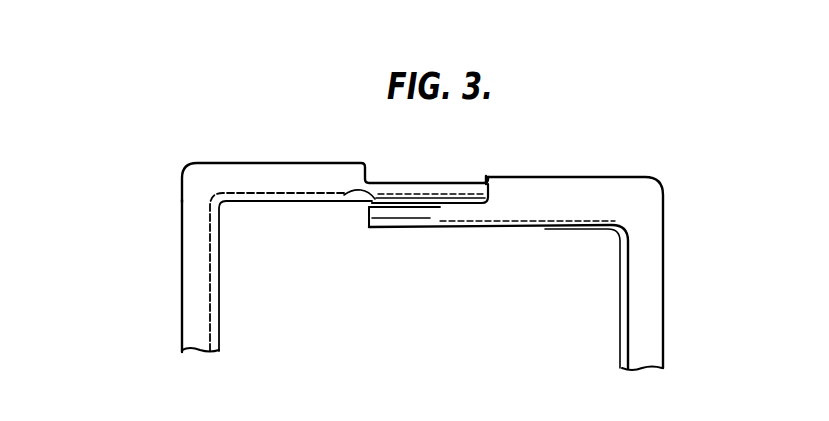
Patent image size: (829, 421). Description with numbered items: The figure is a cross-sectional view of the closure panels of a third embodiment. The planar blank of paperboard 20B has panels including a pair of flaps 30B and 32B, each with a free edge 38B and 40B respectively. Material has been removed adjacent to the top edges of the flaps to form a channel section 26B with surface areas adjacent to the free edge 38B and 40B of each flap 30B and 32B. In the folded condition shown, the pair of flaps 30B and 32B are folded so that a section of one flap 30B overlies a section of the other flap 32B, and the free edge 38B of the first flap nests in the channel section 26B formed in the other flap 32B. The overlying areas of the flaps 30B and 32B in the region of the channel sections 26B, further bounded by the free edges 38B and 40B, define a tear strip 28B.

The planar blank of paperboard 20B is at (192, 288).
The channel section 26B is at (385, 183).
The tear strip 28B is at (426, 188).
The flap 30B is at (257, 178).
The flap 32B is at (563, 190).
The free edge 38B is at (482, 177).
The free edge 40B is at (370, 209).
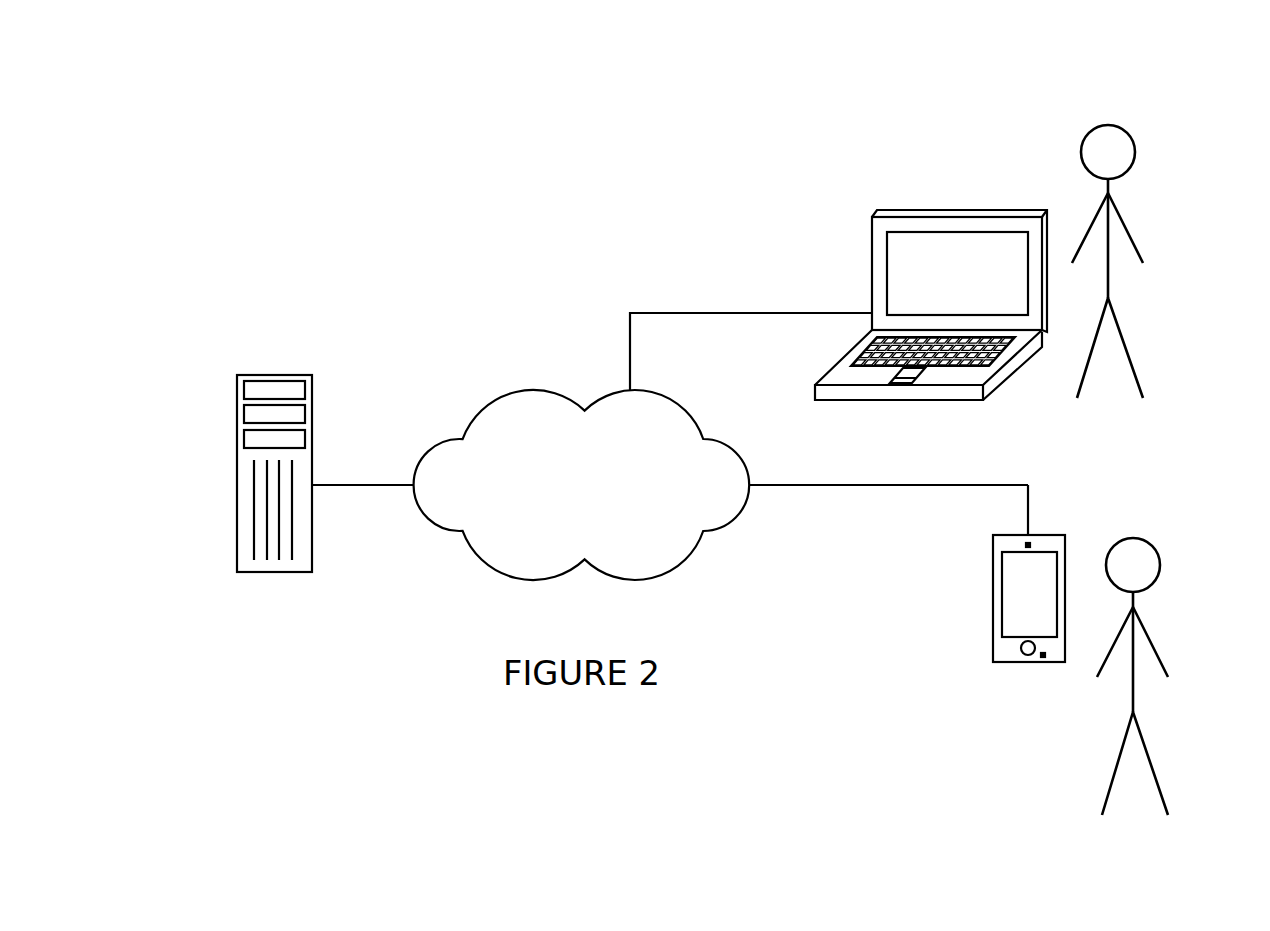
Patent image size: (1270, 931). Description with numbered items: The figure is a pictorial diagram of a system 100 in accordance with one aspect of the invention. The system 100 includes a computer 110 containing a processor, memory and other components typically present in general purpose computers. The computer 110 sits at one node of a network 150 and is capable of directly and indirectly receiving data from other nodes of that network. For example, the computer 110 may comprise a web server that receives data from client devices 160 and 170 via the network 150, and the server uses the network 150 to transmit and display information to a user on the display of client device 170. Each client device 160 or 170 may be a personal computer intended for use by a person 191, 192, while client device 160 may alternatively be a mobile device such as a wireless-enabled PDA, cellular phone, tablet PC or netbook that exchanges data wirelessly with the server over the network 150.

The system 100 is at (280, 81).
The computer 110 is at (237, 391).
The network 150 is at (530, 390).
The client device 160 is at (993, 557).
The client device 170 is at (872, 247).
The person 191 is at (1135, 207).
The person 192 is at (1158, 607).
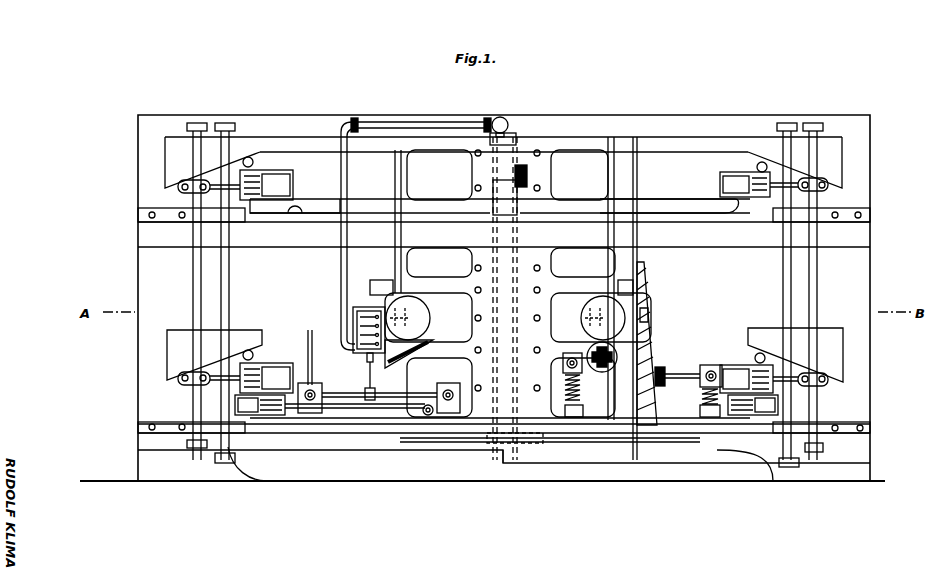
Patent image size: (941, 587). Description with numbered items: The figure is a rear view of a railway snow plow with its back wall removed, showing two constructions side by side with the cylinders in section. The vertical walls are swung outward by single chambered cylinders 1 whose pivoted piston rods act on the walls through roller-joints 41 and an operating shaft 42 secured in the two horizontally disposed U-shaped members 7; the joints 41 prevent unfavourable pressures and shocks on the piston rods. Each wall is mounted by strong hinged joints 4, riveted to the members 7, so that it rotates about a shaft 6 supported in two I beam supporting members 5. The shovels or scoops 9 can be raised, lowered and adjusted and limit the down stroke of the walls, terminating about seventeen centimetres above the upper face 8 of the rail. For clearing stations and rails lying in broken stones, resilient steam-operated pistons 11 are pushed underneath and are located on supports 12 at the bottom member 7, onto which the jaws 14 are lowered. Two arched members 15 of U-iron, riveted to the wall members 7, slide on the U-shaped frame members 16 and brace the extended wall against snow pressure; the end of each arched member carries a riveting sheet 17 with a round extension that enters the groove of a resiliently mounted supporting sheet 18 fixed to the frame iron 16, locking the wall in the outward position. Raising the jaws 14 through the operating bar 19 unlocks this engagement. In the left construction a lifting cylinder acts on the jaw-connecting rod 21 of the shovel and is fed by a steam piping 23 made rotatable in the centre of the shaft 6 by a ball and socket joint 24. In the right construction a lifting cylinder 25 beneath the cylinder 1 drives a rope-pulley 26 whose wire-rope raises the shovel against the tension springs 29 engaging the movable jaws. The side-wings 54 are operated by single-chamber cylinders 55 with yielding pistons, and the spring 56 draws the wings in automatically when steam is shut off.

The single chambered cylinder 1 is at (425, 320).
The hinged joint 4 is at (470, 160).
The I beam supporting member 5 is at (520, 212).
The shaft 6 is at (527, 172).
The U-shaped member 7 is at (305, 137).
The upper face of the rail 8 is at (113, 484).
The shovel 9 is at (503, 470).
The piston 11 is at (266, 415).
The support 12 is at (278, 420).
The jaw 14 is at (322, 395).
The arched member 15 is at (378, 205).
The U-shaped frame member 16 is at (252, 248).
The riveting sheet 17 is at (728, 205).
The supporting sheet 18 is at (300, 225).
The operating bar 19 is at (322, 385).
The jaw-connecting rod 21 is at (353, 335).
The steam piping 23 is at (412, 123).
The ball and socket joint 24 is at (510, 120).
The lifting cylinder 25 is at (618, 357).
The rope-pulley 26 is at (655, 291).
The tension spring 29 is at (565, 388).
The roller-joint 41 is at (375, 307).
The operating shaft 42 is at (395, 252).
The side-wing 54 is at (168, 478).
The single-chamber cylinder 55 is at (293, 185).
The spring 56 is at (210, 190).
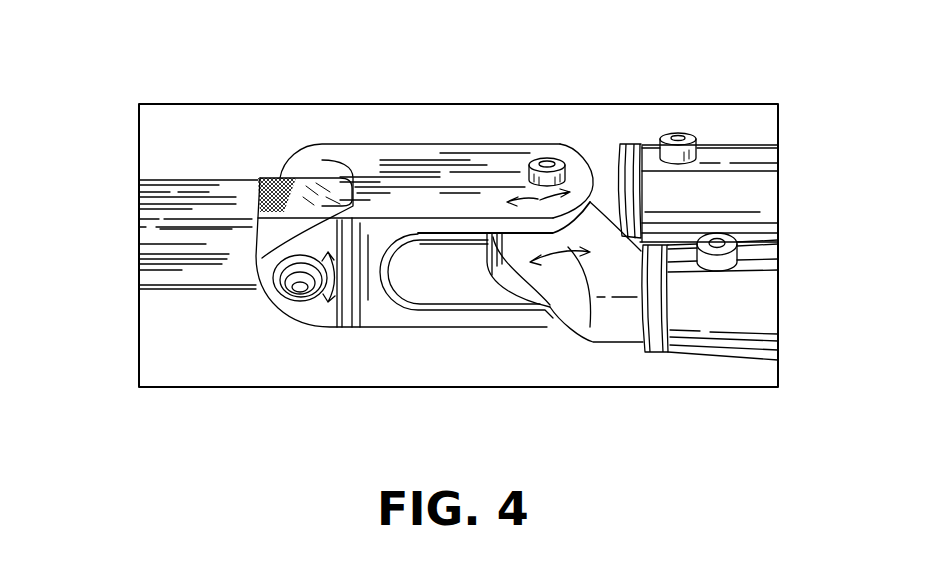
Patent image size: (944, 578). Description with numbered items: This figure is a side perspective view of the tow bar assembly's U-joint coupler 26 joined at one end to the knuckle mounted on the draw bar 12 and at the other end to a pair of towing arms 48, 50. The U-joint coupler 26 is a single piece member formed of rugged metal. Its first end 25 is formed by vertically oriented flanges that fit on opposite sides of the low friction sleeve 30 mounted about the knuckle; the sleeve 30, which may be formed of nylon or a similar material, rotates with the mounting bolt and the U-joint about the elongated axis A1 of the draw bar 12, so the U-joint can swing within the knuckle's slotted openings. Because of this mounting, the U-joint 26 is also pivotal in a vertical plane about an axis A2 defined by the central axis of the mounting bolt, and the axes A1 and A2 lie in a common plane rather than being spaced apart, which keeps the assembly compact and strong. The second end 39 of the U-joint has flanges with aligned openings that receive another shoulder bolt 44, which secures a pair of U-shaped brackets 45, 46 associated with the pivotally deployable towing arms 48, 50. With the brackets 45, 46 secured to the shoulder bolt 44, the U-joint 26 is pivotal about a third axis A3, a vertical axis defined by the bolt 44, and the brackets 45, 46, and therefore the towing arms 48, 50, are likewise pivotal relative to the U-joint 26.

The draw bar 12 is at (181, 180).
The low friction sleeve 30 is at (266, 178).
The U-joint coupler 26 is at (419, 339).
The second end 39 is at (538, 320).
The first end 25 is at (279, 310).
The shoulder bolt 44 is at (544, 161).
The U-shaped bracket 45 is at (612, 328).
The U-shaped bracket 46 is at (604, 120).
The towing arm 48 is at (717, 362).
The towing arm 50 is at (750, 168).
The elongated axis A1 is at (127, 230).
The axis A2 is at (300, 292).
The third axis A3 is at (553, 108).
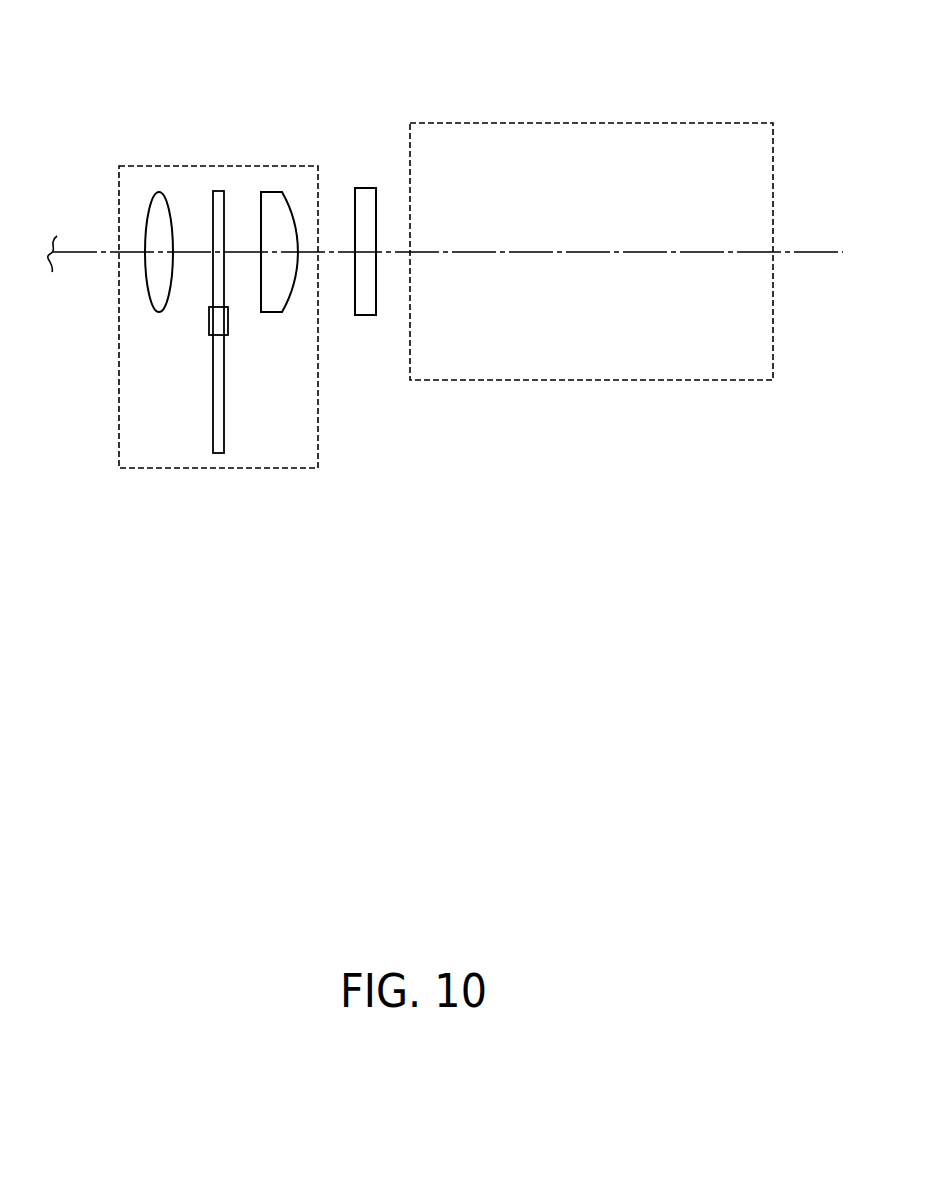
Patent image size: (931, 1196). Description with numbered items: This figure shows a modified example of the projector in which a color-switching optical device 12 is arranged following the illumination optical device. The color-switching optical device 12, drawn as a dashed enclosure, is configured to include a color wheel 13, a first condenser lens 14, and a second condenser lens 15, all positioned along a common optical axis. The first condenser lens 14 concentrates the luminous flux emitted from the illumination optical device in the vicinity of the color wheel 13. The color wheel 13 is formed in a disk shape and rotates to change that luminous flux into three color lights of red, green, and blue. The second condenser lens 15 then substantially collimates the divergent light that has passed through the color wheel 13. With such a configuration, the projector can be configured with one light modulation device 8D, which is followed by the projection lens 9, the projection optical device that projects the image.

DESCRIPTION OF THE TASK
Reproduce the lines of the material verbatim, beginning with the line containing "Patent image size: (944, 578)." and continuing through the line containing "The third axis A3 is at (553, 108).".

WORKED ANSWER
Patent image size: (944, 578). Description with numbered items: This figure is a side perspective view of the tow bar assembly's U-joint coupler 26 joined at one end to the knuckle mounted on the draw bar 12 and at the other end to a pair of towing arms 48, 50. The U-joint coupler 26 is a single piece member formed of rugged metal. Its first end 25 is formed by vertically oriented flanges that fit on opposite sides of the low friction sleeve 30 mounted about the knuckle; the sleeve 30, which may be formed of nylon or a similar material, rotates with the mounting bolt and the U-joint about the elongated axis A1 of the draw bar 12, so the U-joint can swing within the knuckle's slotted openings. Because of this mounting, the U-joint 26 is also pivotal in a vertical plane about an axis A2 defined by the central axis of the mounting bolt, and the axes A1 and A2 lie in a common plane rather than being spaced apart, which keeps the assembly compact and strong. The second end 39 of the U-joint has flanges with aligned openings that receive another shoulder bolt 44, which secures a pair of U-shaped brackets 45, 46 associated with the pivotally deployable towing arms 48, 50. With the brackets 45, 46 secured to the shoulder bolt 44, the U-joint 26 is pivotal about a third axis A3, a vertical axis defined by the bolt 44, and the brackets 45, 46, and therefore the towing arms 48, 50, are likewise pivotal relative to the U-joint 26.

The draw bar 12 is at (181, 180).
The low friction sleeve 30 is at (266, 178).
The U-joint coupler 26 is at (419, 339).
The second end 39 is at (538, 320).
The first end 25 is at (279, 310).
The shoulder bolt 44 is at (544, 161).
The U-shaped bracket 45 is at (612, 328).
The U-shaped bracket 46 is at (604, 120).
The towing arm 48 is at (717, 362).
The towing arm 50 is at (750, 168).
The elongated axis A1 is at (127, 230).
The axis A2 is at (300, 292).
The third axis A3 is at (553, 108).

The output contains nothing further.